> _WORK TO COMPLETE_
Set down every entry word for word. Omit the pictures.

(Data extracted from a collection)
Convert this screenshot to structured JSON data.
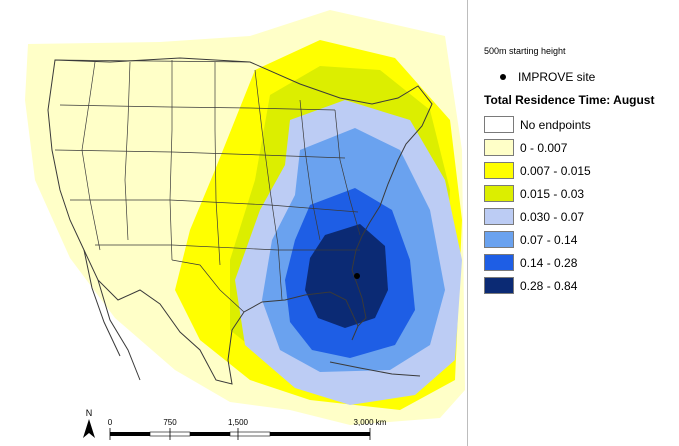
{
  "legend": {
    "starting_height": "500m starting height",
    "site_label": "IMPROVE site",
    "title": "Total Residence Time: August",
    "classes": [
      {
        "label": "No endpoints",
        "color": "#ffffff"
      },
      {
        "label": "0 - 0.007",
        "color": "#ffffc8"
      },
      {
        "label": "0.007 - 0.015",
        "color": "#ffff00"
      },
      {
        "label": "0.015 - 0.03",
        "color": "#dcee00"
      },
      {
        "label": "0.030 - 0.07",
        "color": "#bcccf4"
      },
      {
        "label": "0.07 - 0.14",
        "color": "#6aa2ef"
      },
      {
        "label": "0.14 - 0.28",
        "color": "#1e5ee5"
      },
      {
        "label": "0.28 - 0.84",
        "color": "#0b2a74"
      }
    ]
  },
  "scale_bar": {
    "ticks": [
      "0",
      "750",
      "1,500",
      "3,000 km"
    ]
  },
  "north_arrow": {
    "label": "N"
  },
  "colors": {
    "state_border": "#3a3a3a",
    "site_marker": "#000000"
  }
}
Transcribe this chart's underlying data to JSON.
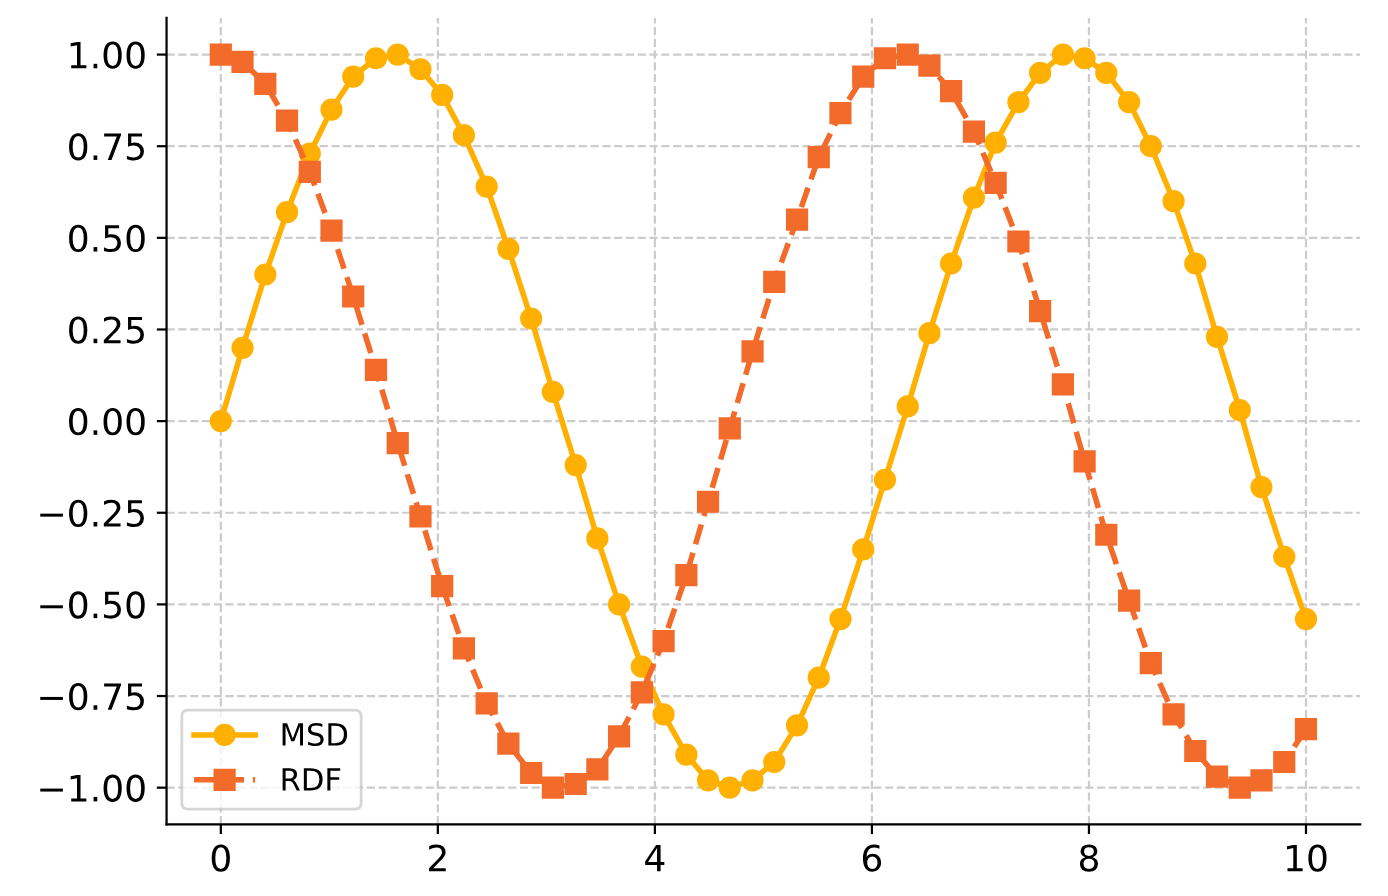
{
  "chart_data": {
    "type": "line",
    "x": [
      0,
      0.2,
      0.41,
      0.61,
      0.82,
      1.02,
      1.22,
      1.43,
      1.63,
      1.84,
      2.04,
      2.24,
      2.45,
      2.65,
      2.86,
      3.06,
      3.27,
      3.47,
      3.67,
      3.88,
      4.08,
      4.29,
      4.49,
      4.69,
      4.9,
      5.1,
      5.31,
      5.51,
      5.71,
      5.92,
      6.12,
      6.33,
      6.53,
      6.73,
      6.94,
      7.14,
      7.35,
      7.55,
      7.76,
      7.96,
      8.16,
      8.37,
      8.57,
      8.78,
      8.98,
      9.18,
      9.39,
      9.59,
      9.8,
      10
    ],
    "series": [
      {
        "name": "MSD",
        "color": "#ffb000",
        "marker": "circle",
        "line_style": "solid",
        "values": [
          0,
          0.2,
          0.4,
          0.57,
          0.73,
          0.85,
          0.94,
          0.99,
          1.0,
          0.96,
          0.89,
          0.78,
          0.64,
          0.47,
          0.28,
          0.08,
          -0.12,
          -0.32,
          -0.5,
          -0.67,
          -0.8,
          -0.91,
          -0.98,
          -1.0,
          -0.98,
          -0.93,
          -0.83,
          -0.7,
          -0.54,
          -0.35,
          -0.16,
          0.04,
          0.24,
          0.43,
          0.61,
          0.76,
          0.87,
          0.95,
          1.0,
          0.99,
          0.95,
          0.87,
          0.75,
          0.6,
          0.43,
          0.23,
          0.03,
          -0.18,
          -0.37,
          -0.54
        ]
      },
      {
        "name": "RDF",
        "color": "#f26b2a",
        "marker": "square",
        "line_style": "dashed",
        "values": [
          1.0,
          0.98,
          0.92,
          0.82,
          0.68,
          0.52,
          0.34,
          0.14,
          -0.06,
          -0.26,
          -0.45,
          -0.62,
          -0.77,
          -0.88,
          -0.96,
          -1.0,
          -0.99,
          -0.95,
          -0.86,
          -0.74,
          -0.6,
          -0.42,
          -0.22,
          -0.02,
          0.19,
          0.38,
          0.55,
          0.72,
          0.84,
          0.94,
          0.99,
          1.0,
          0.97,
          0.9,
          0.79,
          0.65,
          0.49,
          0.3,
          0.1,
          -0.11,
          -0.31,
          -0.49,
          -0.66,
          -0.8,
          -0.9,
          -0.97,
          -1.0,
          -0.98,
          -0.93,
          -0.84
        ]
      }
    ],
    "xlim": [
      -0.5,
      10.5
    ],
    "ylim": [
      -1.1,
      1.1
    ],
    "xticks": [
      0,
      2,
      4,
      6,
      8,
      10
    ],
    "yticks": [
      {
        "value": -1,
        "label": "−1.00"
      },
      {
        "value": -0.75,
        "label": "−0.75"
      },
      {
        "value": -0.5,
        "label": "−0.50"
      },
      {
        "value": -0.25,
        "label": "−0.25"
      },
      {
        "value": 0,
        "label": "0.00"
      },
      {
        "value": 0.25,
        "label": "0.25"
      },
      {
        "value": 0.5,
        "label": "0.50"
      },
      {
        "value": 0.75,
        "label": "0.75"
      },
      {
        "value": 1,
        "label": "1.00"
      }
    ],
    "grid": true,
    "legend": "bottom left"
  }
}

> _OUTPUT FOR THIS EXERCISE_
Convert this screenshot to structured JSON data.
{
  "legend": {
    "starting_height": "500m starting height",
    "site_label": "IMPROVE site",
    "title": "Total Residence Time: August",
    "classes": [
      {
        "label": "No endpoints",
        "color": "#ffffff"
      },
      {
        "label": "0 - 0.007",
        "color": "#ffffc8"
      },
      {
        "label": "0.007 - 0.015",
        "color": "#ffff00"
      },
      {
        "label": "0.015 - 0.03",
        "color": "#dcee00"
      },
      {
        "label": "0.030 - 0.07",
        "color": "#bcccf4"
      },
      {
        "label": "0.07 - 0.14",
        "color": "#6aa2ef"
      },
      {
        "label": "0.14 - 0.28",
        "color": "#1e5ee5"
      },
      {
        "label": "0.28 - 0.84",
        "color": "#0b2a74"
      }
    ]
  },
  "scale_bar": {
    "ticks": [
      "0",
      "750",
      "1,500",
      "3,000 km"
    ]
  },
  "north_arrow": {
    "label": "N"
  },
  "colors": {
    "state_border": "#3a3a3a",
    "site_marker": "#000000"
  }
}
Transcribe this chart's underlying data to JSON.
{
  "chart_data": {
    "type": "line",
    "x": [
      0,
      0.2,
      0.41,
      0.61,
      0.82,
      1.02,
      1.22,
      1.43,
      1.63,
      1.84,
      2.04,
      2.24,
      2.45,
      2.65,
      2.86,
      3.06,
      3.27,
      3.47,
      3.67,
      3.88,
      4.08,
      4.29,
      4.49,
      4.69,
      4.9,
      5.1,
      5.31,
      5.51,
      5.71,
      5.92,
      6.12,
      6.33,
      6.53,
      6.73,
      6.94,
      7.14,
      7.35,
      7.55,
      7.76,
      7.96,
      8.16,
      8.37,
      8.57,
      8.78,
      8.98,
      9.18,
      9.39,
      9.59,
      9.8,
      10
    ],
    "series": [
      {
        "name": "MSD",
        "color": "#ffb000",
        "marker": "circle",
        "line_style": "solid",
        "values": [
          0,
          0.2,
          0.4,
          0.57,
          0.73,
          0.85,
          0.94,
          0.99,
          1.0,
          0.96,
          0.89,
          0.78,
          0.64,
          0.47,
          0.28,
          0.08,
          -0.12,
          -0.32,
          -0.5,
          -0.67,
          -0.8,
          -0.91,
          -0.98,
          -1.0,
          -0.98,
          -0.93,
          -0.83,
          -0.7,
          -0.54,
          -0.35,
          -0.16,
          0.04,
          0.24,
          0.43,
          0.61,
          0.76,
          0.87,
          0.95,
          1.0,
          0.99,
          0.95,
          0.87,
          0.75,
          0.6,
          0.43,
          0.23,
          0.03,
          -0.18,
          -0.37,
          -0.54
        ]
      },
      {
        "name": "RDF",
        "color": "#f26b2a",
        "marker": "square",
        "line_style": "dashed",
        "values": [
          1.0,
          0.98,
          0.92,
          0.82,
          0.68,
          0.52,
          0.34,
          0.14,
          -0.06,
          -0.26,
          -0.45,
          -0.62,
          -0.77,
          -0.88,
          -0.96,
          -1.0,
          -0.99,
          -0.95,
          -0.86,
          -0.74,
          -0.6,
          -0.42,
          -0.22,
          -0.02,
          0.19,
          0.38,
          0.55,
          0.72,
          0.84,
          0.94,
          0.99,
          1.0,
          0.97,
          0.9,
          0.79,
          0.65,
          0.49,
          0.3,
          0.1,
          -0.11,
          -0.31,
          -0.49,
          -0.66,
          -0.8,
          -0.9,
          -0.97,
          -1.0,
          -0.98,
          -0.93,
          -0.84
        ]
      }
    ],
    "xlim": [
      -0.5,
      10.5
    ],
    "ylim": [
      -1.1,
      1.1
    ],
    "xticks": [
      0,
      2,
      4,
      6,
      8,
      10
    ],
    "yticks": [
      {
        "value": -1,
        "label": "−1.00"
      },
      {
        "value": -0.75,
        "label": "−0.75"
      },
      {
        "value": -0.5,
        "label": "−0.50"
      },
      {
        "value": -0.25,
        "label": "−0.25"
      },
      {
        "value": 0,
        "label": "0.00"
      },
      {
        "value": 0.25,
        "label": "0.25"
      },
      {
        "value": 0.5,
        "label": "0.50"
      },
      {
        "value": 0.75,
        "label": "0.75"
      },
      {
        "value": 1,
        "label": "1.00"
      }
    ],
    "grid": true,
    "legend": "bottom left"
  }
}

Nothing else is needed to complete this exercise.